# START OF Material for this task

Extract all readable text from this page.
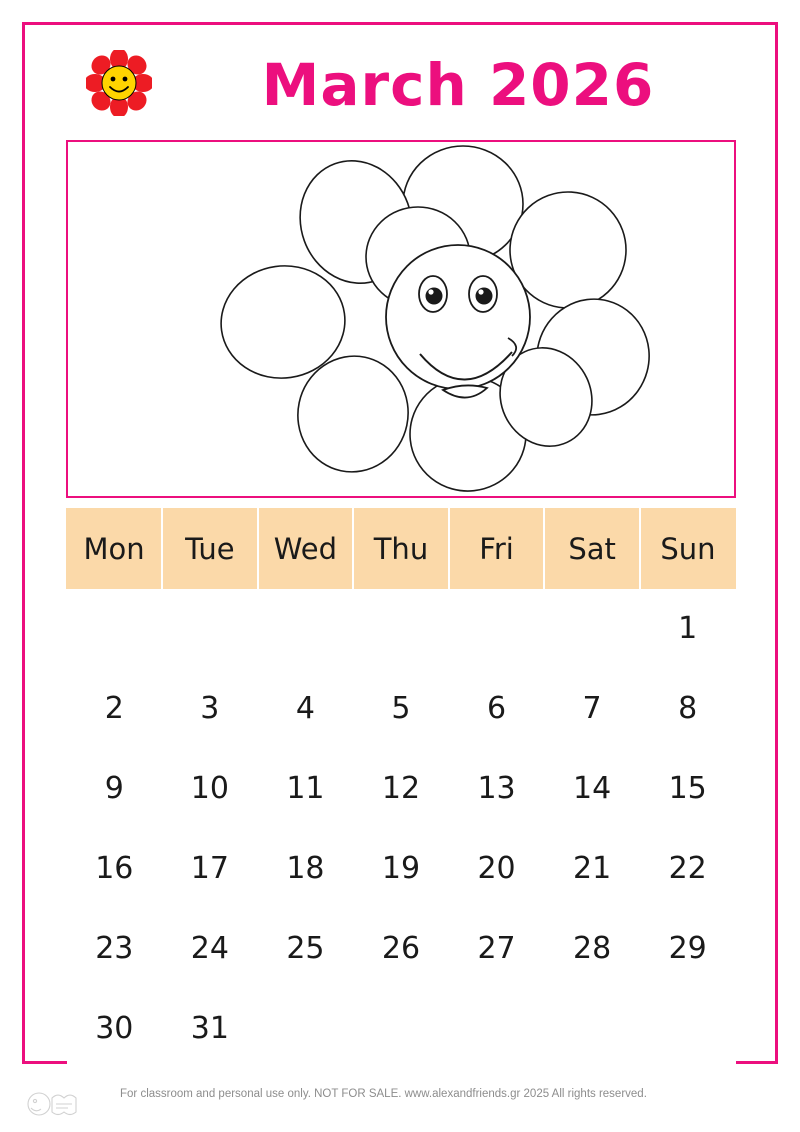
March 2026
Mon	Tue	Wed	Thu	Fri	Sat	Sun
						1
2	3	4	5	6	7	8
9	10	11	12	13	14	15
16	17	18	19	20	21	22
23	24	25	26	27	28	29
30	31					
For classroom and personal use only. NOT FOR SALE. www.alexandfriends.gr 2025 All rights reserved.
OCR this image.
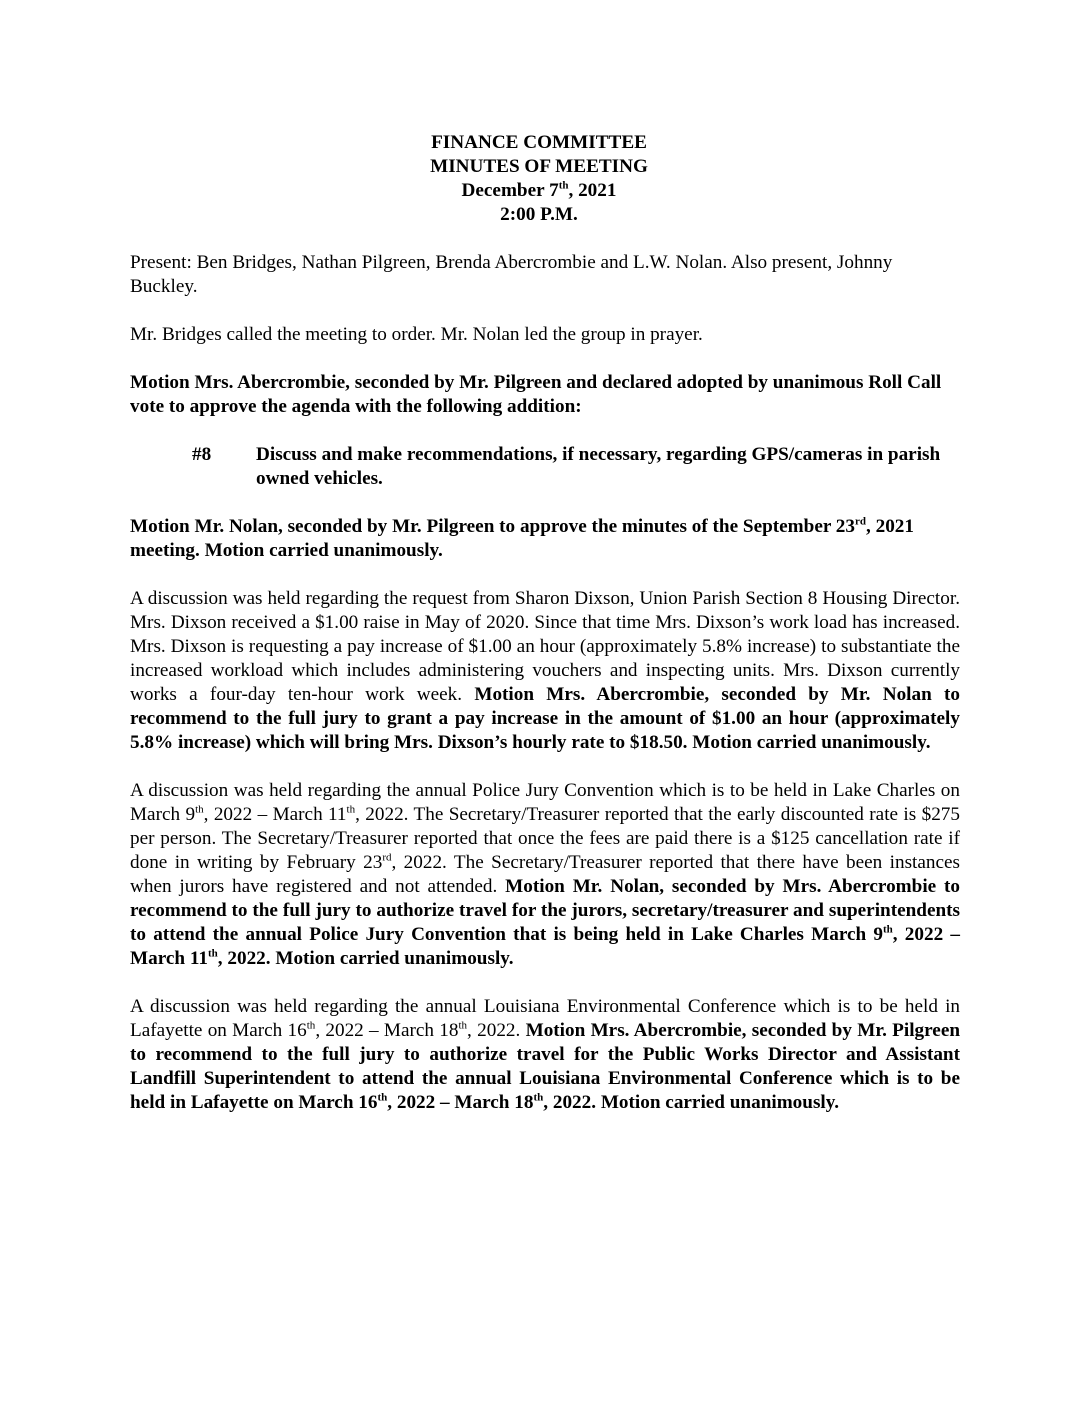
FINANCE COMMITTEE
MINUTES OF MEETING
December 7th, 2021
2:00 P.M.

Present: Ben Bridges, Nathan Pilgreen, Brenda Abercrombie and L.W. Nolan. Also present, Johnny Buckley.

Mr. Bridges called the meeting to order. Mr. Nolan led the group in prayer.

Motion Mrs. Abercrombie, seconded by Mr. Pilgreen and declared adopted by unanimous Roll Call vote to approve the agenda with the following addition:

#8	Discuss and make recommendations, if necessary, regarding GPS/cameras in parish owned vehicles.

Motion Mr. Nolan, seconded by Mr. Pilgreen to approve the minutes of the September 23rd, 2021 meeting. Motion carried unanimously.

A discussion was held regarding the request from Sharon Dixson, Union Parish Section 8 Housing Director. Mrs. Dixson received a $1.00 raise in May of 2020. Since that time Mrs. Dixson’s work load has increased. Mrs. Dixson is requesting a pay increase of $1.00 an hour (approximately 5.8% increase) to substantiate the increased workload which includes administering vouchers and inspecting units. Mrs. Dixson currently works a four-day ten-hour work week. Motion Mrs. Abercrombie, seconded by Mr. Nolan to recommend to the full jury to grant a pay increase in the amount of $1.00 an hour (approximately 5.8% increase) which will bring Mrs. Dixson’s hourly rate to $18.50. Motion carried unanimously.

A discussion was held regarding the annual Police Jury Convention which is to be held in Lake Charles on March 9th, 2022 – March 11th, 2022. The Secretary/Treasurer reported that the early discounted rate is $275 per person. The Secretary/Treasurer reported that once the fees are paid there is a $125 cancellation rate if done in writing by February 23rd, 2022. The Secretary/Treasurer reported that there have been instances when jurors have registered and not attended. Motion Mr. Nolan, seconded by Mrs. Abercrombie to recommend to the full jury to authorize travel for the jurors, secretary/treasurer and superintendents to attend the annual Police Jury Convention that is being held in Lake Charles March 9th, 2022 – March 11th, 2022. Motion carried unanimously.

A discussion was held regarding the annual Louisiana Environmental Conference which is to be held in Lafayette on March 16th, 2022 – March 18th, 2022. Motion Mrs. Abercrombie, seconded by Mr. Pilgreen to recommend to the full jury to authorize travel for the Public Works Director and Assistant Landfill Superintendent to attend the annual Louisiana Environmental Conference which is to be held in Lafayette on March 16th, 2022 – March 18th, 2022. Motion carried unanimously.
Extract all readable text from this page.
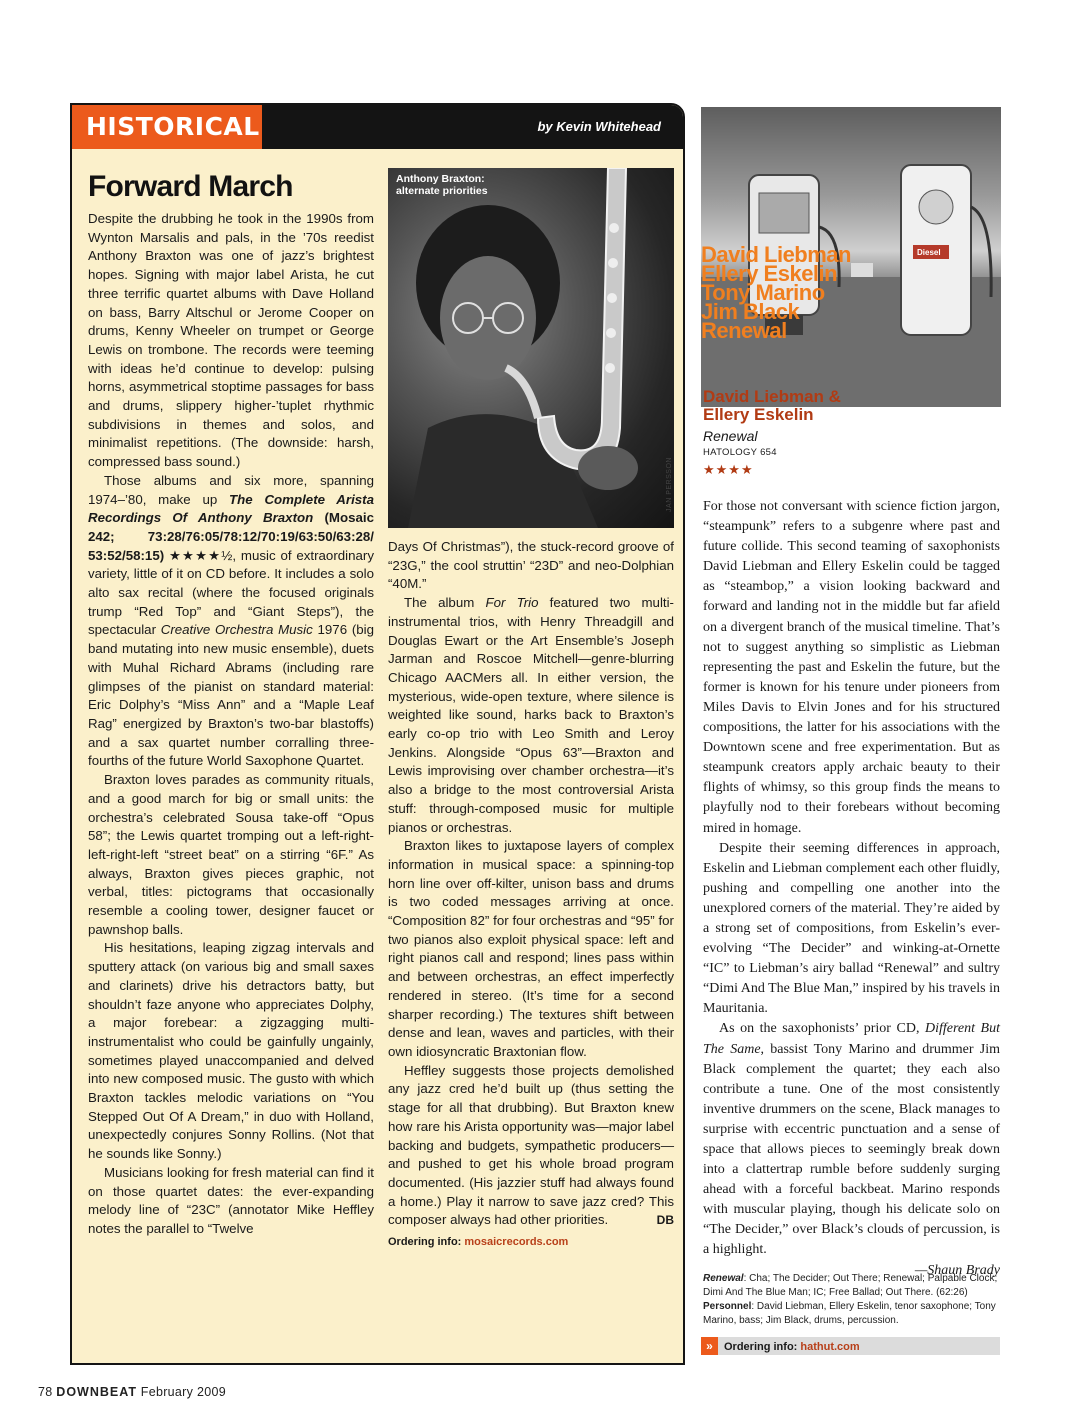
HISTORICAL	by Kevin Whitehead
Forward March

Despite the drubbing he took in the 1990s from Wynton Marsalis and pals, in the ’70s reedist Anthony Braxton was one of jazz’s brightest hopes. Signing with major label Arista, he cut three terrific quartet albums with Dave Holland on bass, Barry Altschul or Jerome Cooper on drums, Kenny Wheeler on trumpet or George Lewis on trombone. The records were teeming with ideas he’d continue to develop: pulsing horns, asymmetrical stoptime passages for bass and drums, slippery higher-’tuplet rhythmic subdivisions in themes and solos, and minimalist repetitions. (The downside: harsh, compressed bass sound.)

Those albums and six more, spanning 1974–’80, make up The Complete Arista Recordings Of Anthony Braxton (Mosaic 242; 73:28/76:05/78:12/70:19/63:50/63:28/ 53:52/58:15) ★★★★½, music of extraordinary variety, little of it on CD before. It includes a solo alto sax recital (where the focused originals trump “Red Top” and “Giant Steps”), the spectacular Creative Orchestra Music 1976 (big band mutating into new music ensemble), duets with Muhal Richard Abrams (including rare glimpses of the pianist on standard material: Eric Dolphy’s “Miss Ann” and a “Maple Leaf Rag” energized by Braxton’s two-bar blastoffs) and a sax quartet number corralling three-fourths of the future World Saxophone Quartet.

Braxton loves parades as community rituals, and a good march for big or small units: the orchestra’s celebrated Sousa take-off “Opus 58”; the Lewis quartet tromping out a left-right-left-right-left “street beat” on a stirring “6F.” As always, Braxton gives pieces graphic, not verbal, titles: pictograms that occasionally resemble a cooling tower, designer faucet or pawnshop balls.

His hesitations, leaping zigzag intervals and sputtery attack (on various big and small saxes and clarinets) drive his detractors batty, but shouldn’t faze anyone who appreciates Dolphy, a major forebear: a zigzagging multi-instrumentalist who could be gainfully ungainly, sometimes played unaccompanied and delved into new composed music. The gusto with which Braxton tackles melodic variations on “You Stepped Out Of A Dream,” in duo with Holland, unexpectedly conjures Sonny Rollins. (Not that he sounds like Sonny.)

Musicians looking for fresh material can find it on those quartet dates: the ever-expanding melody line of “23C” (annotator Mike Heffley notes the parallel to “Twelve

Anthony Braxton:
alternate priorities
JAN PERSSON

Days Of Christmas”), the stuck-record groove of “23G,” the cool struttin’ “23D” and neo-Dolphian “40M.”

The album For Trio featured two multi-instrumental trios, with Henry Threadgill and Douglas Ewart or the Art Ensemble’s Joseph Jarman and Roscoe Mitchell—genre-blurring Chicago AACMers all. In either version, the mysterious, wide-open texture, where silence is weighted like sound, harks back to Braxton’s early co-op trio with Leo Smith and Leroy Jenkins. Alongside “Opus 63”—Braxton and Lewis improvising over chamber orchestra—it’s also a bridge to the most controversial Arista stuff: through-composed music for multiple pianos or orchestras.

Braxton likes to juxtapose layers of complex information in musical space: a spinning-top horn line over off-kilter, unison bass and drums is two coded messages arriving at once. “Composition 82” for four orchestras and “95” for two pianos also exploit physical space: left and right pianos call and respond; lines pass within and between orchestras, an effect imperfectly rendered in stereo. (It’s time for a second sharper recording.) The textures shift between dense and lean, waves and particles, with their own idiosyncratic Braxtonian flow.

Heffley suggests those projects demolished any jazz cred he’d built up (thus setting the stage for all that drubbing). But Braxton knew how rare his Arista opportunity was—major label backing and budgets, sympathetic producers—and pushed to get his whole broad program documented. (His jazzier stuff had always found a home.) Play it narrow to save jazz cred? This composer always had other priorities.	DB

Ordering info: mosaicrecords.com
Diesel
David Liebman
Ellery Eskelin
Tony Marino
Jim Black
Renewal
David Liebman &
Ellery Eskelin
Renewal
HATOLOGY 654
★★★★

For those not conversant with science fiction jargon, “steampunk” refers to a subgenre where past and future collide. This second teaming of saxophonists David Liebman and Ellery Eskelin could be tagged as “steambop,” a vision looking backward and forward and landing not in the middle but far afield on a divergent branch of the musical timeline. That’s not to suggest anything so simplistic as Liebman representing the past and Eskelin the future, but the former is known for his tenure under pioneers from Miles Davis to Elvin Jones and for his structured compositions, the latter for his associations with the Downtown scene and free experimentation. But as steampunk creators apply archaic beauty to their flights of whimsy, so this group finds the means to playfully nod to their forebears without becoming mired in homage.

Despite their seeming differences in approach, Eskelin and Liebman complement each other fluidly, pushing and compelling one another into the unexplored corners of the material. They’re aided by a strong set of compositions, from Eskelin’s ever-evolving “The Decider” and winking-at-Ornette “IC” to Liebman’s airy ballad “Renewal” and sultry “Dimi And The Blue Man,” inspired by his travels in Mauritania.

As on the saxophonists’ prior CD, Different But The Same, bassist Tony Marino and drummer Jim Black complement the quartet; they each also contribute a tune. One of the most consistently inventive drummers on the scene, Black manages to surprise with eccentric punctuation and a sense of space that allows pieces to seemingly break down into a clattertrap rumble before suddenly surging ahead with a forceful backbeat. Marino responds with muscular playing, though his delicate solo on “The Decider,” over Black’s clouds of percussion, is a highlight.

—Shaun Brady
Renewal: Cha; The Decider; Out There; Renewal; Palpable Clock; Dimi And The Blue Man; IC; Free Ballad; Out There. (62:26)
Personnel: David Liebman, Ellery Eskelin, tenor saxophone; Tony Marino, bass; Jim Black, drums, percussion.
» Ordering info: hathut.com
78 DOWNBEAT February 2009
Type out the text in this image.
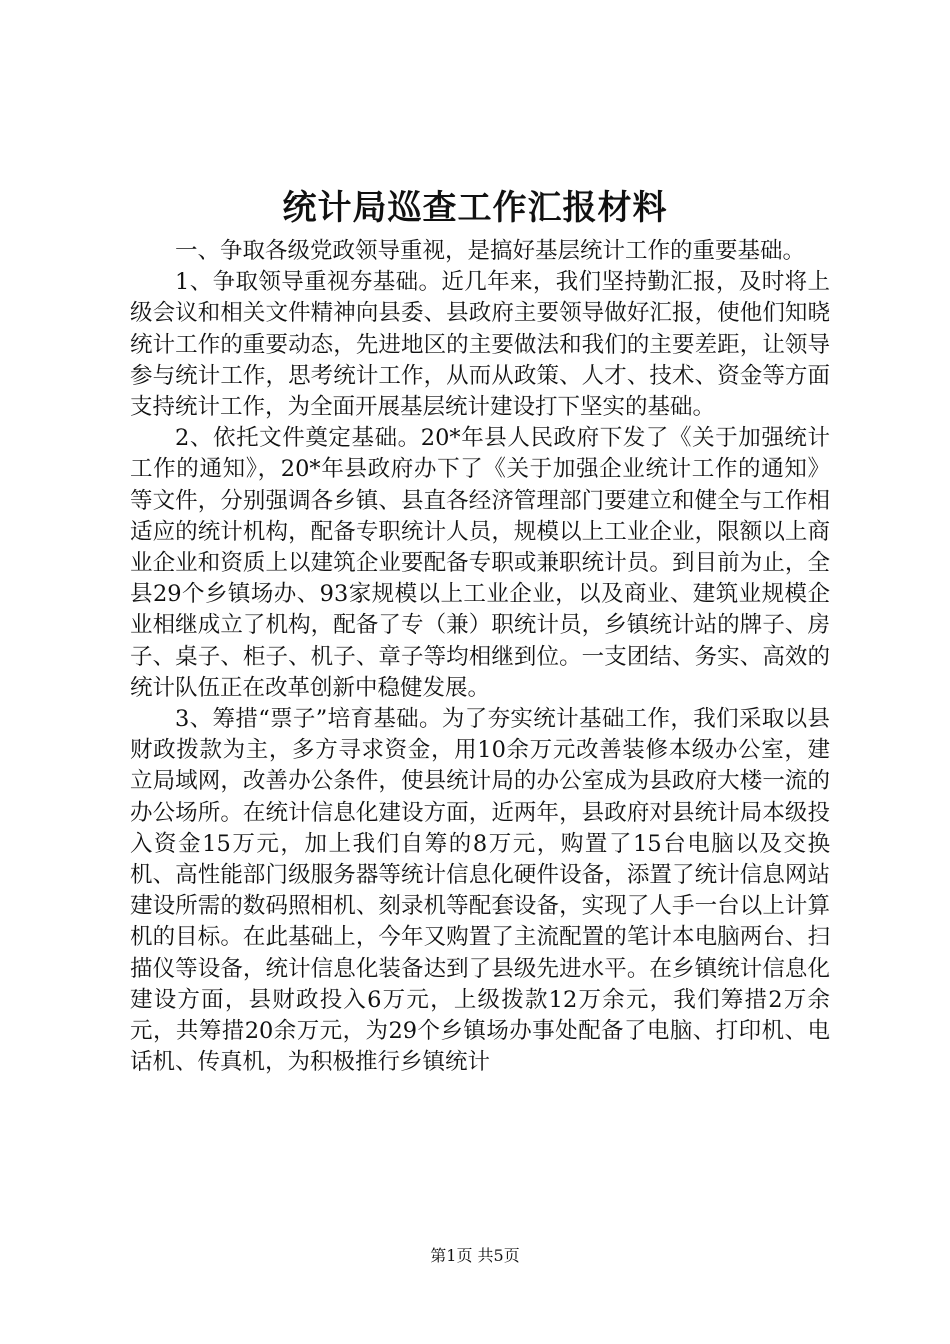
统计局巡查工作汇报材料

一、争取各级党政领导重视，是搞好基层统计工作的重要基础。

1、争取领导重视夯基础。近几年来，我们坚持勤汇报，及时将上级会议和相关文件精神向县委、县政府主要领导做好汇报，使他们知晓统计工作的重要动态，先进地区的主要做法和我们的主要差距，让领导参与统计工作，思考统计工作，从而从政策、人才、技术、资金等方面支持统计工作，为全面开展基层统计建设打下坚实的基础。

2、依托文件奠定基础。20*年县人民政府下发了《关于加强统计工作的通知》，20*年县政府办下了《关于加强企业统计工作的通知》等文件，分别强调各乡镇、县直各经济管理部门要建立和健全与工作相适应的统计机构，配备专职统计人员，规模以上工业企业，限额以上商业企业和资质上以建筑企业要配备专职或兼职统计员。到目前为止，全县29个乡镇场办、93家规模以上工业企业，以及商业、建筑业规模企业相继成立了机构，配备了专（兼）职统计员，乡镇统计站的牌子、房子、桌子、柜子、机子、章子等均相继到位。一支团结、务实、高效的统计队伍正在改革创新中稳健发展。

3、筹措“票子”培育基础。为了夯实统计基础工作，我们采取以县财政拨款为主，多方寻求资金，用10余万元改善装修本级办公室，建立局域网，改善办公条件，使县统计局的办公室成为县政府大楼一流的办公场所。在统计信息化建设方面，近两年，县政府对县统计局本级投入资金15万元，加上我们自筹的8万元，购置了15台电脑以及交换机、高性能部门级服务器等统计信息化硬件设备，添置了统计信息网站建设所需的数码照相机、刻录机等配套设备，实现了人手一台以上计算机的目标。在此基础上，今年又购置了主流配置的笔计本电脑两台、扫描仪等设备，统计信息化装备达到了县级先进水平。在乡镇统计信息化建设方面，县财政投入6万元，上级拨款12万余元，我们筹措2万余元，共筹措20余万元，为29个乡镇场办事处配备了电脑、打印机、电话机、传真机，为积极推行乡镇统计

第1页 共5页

# END OF Material for this task

_Task brief_
Count the lines that include the word "Bridges" and state the result as a bare number.

_Written answer_
2